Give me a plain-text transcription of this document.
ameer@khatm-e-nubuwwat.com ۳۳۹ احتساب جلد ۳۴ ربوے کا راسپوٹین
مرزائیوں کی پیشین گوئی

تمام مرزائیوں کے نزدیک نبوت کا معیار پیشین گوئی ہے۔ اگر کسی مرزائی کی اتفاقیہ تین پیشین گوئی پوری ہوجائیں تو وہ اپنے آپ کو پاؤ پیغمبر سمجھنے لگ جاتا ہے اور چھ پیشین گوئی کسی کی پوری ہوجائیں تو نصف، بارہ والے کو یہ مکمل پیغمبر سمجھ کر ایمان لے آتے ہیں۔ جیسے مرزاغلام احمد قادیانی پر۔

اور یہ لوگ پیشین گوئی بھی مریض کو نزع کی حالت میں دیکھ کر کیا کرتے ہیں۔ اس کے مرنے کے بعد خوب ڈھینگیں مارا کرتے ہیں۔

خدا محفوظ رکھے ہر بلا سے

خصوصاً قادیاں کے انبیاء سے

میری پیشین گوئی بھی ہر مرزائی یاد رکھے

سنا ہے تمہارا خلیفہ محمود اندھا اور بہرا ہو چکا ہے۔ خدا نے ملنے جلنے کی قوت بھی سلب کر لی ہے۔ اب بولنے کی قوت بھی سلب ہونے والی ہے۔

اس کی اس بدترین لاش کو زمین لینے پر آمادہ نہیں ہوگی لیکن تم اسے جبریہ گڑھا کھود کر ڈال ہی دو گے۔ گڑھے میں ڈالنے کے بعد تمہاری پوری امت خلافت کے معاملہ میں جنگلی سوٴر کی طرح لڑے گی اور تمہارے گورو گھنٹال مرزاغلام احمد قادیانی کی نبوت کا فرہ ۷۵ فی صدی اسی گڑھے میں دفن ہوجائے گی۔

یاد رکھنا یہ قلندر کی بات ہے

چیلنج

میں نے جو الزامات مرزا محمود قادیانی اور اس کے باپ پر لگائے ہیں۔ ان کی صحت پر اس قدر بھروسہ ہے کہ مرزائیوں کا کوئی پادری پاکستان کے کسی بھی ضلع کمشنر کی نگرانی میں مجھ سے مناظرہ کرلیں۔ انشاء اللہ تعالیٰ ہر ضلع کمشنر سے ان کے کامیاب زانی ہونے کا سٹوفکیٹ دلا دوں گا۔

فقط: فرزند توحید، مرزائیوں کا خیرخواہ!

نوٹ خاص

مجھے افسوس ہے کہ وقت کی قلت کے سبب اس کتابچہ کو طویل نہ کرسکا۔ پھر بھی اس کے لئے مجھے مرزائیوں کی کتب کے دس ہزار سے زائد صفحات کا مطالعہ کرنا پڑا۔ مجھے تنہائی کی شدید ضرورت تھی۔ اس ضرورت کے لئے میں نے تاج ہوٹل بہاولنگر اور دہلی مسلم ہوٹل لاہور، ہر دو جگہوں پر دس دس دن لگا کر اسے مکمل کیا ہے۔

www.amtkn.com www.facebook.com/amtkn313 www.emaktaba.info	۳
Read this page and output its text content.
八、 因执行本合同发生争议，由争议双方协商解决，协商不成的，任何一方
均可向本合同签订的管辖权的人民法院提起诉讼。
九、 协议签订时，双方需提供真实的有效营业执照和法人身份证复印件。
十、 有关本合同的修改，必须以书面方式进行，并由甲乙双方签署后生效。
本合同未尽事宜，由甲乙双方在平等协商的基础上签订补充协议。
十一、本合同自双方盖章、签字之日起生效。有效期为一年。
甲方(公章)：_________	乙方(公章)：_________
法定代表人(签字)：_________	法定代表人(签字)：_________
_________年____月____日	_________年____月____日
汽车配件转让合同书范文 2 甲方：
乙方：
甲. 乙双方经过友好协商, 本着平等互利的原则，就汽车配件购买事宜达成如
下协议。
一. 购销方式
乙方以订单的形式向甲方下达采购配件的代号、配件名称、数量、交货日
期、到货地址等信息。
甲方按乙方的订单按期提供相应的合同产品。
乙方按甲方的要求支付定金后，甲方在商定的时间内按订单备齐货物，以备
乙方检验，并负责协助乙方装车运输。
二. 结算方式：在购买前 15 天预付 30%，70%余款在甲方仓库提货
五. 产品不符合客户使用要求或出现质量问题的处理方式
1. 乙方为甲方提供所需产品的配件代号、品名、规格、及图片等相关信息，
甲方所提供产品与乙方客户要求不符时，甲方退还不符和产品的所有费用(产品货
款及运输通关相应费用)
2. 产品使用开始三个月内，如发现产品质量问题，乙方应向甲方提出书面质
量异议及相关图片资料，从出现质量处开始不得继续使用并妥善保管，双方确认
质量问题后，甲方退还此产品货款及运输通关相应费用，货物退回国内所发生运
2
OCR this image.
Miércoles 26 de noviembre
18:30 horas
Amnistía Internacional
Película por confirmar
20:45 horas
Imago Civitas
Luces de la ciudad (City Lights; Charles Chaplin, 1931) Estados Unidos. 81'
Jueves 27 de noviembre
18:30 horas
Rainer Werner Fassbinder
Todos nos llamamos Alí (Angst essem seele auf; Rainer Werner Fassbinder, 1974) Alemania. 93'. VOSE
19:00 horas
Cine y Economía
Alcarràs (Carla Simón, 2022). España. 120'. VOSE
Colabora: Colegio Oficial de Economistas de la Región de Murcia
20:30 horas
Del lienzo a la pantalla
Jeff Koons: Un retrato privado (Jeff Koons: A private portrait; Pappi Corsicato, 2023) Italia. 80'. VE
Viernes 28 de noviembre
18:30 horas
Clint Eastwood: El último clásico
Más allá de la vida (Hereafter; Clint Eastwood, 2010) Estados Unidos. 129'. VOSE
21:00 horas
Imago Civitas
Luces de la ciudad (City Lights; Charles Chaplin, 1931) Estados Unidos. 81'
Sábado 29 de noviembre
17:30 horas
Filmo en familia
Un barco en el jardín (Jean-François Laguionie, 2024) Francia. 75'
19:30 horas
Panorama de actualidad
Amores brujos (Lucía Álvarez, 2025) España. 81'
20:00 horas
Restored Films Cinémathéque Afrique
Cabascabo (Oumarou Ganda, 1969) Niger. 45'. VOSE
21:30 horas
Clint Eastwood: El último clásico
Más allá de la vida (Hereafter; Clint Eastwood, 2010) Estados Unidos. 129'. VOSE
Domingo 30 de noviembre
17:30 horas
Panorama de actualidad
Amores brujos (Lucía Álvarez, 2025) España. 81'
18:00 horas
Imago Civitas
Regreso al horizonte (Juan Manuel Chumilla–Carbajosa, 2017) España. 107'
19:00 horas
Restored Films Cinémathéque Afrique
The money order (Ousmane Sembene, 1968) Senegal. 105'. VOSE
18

* [THE PROBLEM] Please quote the records above exactly, without skipping a line.

* [FINISHED TASK]
Give me a plain-text transcription of this document.
ameer@khatm-e-nubuwwat.com ۳۳۹ احتساب جلد ۳۴ ربوے کا راسپوٹین
مرزائیوں کی پیشین گوئی

تمام مرزائیوں کے نزدیک نبوت کا معیار پیشین گوئی ہے۔ اگر کسی مرزائی کی اتفاقیہ تین پیشین گوئی پوری ہوجائیں تو وہ اپنے آپ کو پاؤ پیغمبر سمجھنے لگ جاتا ہے اور چھ پیشین گوئی کسی کی پوری ہوجائیں تو نصف، بارہ والے کو یہ مکمل پیغمبر سمجھ کر ایمان لے آتے ہیں۔ جیسے مرزاغلام احمد قادیانی پر۔

اور یہ لوگ پیشین گوئی بھی مریض کو نزع کی حالت میں دیکھ کر کیا کرتے ہیں۔ اس کے مرنے کے بعد خوب ڈھینگیں مارا کرتے ہیں۔

خدا محفوظ رکھے ہر بلا سے

خصوصاً قادیاں کے انبیاء سے

میری پیشین گوئی بھی ہر مرزائی یاد رکھے

سنا ہے تمہارا خلیفہ محمود اندھا اور بہرا ہو چکا ہے۔ خدا نے ملنے جلنے کی قوت بھی سلب کر لی ہے۔ اب بولنے کی قوت بھی سلب ہونے والی ہے۔

اس کی اس بدترین لاش کو زمین لینے پر آمادہ نہیں ہوگی لیکن تم اسے جبریہ گڑھا کھود کر ڈال ہی دو گے۔ گڑھے میں ڈالنے کے بعد تمہاری پوری امت خلافت کے معاملہ میں جنگلی سوٴر کی طرح لڑے گی اور تمہارے گورو گھنٹال مرزاغلام احمد قادیانی کی نبوت کا فرہ ۷۵ فی صدی اسی گڑھے میں دفن ہوجائے گی۔

یاد رکھنا یہ قلندر کی بات ہے

چیلنج

میں نے جو الزامات مرزا محمود قادیانی اور اس کے باپ پر لگائے ہیں۔ ان کی صحت پر اس قدر بھروسہ ہے کہ مرزائیوں کا کوئی پادری پاکستان کے کسی بھی ضلع کمشنر کی نگرانی میں مجھ سے مناظرہ کرلیں۔ انشاء اللہ تعالیٰ ہر ضلع کمشنر سے ان کے کامیاب زانی ہونے کا سٹوفکیٹ دلا دوں گا۔

فقط: فرزند توحید، مرزائیوں کا خیرخواہ!

نوٹ خاص

مجھے افسوس ہے کہ وقت کی قلت کے سبب اس کتابچہ کو طویل نہ کرسکا۔ پھر بھی اس کے لئے مجھے مرزائیوں کی کتب کے دس ہزار سے زائد صفحات کا مطالعہ کرنا پڑا۔ مجھے تنہائی کی شدید ضرورت تھی۔ اس ضرورت کے لئے میں نے تاج ہوٹل بہاولنگر اور دہلی مسلم ہوٹل لاہور، ہر دو جگہوں پر دس دس دن لگا کر اسے مکمل کیا ہے۔

www.amtkn.com www.facebook.com/amtkn313 www.emaktaba.info	۳
Read this page and output its text content.
八、 因执行本合同发生争议，由争议双方协商解决，协商不成的，任何一方
均可向本合同签订的管辖权的人民法院提起诉讼。
九、 协议签订时，双方需提供真实的有效营业执照和法人身份证复印件。
十、 有关本合同的修改，必须以书面方式进行，并由甲乙双方签署后生效。
本合同未尽事宜，由甲乙双方在平等协商的基础上签订补充协议。
十一、本合同自双方盖章、签字之日起生效。有效期为一年。
甲方(公章)：_________	乙方(公章)：_________
法定代表人(签字)：_________	法定代表人(签字)：_________
_________年____月____日	_________年____月____日
汽车配件转让合同书范文 2 甲方：
乙方：
甲. 乙双方经过友好协商, 本着平等互利的原则，就汽车配件购买事宜达成如
下协议。
一. 购销方式
乙方以订单的形式向甲方下达采购配件的代号、配件名称、数量、交货日
期、到货地址等信息。
甲方按乙方的订单按期提供相应的合同产品。
乙方按甲方的要求支付定金后，甲方在商定的时间内按订单备齐货物，以备
乙方检验，并负责协助乙方装车运输。
二. 结算方式：在购买前 15 天预付 30%，70%余款在甲方仓库提货
五. 产品不符合客户使用要求或出现质量问题的处理方式
1. 乙方为甲方提供所需产品的配件代号、品名、规格、及图片等相关信息，
甲方所提供产品与乙方客户要求不符时，甲方退还不符和产品的所有费用(产品货
款及运输通关相应费用)
2. 产品使用开始三个月内，如发现产品质量问题，乙方应向甲方提出书面质
量异议及相关图片资料，从出现质量处开始不得继续使用并妥善保管，双方确认
质量问题后，甲方退还此产品货款及运输通关相应费用，货物退回国内所发生运
2
OCR this image.
Miércoles 26 de noviembre
18:30 horas
Amnistía Internacional
Película por confirmar
20:45 horas
Imago Civitas
Luces de la ciudad (City Lights; Charles Chaplin, 1931) Estados Unidos. 81'
Jueves 27 de noviembre
18:30 horas
Rainer Werner Fassbinder
Todos nos llamamos Alí (Angst essem seele auf; Rainer Werner Fassbinder, 1974) Alemania. 93'. VOSE
19:00 horas
Cine y Economía
Alcarràs (Carla Simón, 2022). España. 120'. VOSE
Colabora: Colegio Oficial de Economistas de la Región de Murcia
20:30 horas
Del lienzo a la pantalla
Jeff Koons: Un retrato privado (Jeff Koons: A private portrait; Pappi Corsicato, 2023) Italia. 80'. VE
Viernes 28 de noviembre
18:30 horas
Clint Eastwood: El último clásico
Más allá de la vida (Hereafter; Clint Eastwood, 2010) Estados Unidos. 129'. VOSE
21:00 horas
Imago Civitas
Luces de la ciudad (City Lights; Charles Chaplin, 1931) Estados Unidos. 81'
Sábado 29 de noviembre
17:30 horas
Filmo en familia
Un barco en el jardín (Jean-François Laguionie, 2024) Francia. 75'
19:30 horas
Panorama de actualidad
Amores brujos (Lucía Álvarez, 2025) España. 81'
20:00 horas
Restored Films Cinémathéque Afrique
Cabascabo (Oumarou Ganda, 1969) Niger. 45'. VOSE
21:30 horas
Clint Eastwood: El último clásico
Más allá de la vida (Hereafter; Clint Eastwood, 2010) Estados Unidos. 129'. VOSE
Domingo 30 de noviembre
17:30 horas
Panorama de actualidad
Amores brujos (Lucía Álvarez, 2025) España. 81'
18:00 horas
Imago Civitas
Regreso al horizonte (Juan Manuel Chumilla–Carbajosa, 2017) España. 107'
19:00 horas
Restored Films Cinémathéque Afrique
The money order (Ousmane Sembene, 1968) Senegal. 105'. VOSE
18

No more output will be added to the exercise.